▶ **THINGS TO DO**
a - Using the Johor FM text, answer these:
(i) How many hours a day does the station broadcast, and between what times?
(ii) What two names was the station formerly known by?
(iii) On what date did Radio Malaysia Johor Bahru go FM stereo?
b - List every date that appears in the history section of the Johor FM text.
c - Reproduce the part of the Johor FM text that opens with the words containing "Johor FM is" and closes with "3 Johor Bahru.".

▶ **TEXT**
• • • • •

Johor FM is a Johor-state Malay language radio station operated by Radio Televisyen Malaysia out of the Johor state capital Johor Bahru in Malaysia. It features local news and Malaysian music, 18-hours a day from 06:00 to 00:00 MST. Johor FM was one of the first regional radio stations in Malaysia.

Etymology 
The radio was formerly known as Radio Malaysia Johor and Radio 3 Johor Bahru.

History 
 7 November 1963 - Stesen Johor Bahru went on air for the first time on AM.
 4 June 1966 - Radio Malaysia Johor Bahru was officially inaugurated by the 23rd Sultan of Johor's, Sultan Ismail Al-Khalidi Ibni Ibrahim Al-Masyhur.
 30 August 1988 - Radio Malaysia Johor Bahru went FM stereo.

• • • • •

▶ **SOURCE DATA**
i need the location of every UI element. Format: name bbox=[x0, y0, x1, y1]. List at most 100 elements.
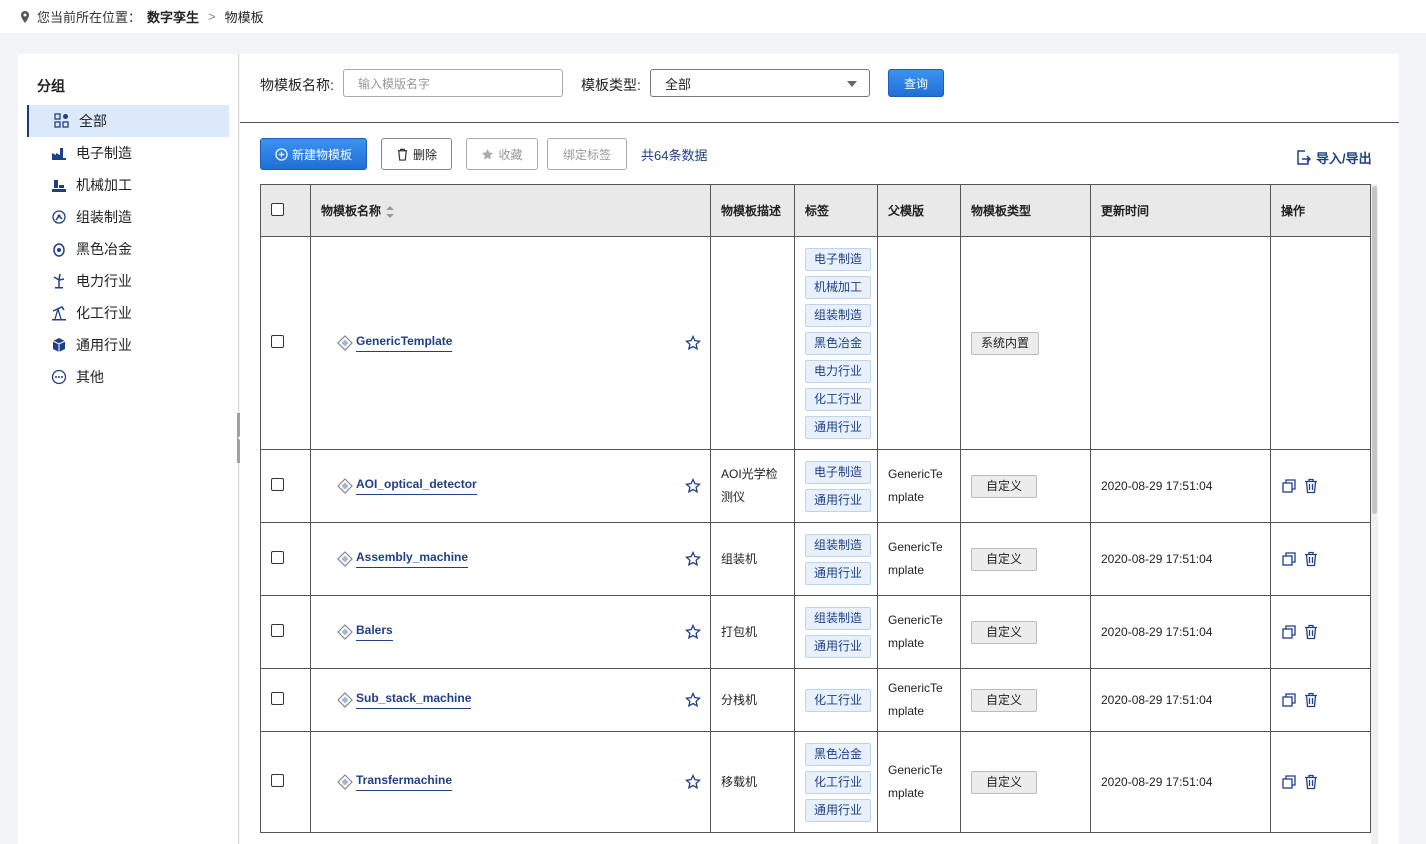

• • • • •

▶ **FULL ANSWERS**
a -
(i) 18 hours a day, from 06:00 to 00:00 MST.
(ii) Radio Malaysia Johor and Radio 3 Johor Bahru.
(iii) 30 August 1988.

b -
- 7 November 1963
- 4 June 1966
- 30 August 1988

c -
Johor FM is a Johor-state Malay language radio station operated by Radio Televisyen Malaysia out of the Johor state capital Johor Bahru in Malaysia. It features local news and Malaysian music, 18-hours a day from 06:00 to 00:00 MST. Johor FM was one of the first regional radio stations in Malaysia.

Etymology 
The radio was formerly known as Radio Malaysia Johor and Radio 3 Johor Bahru.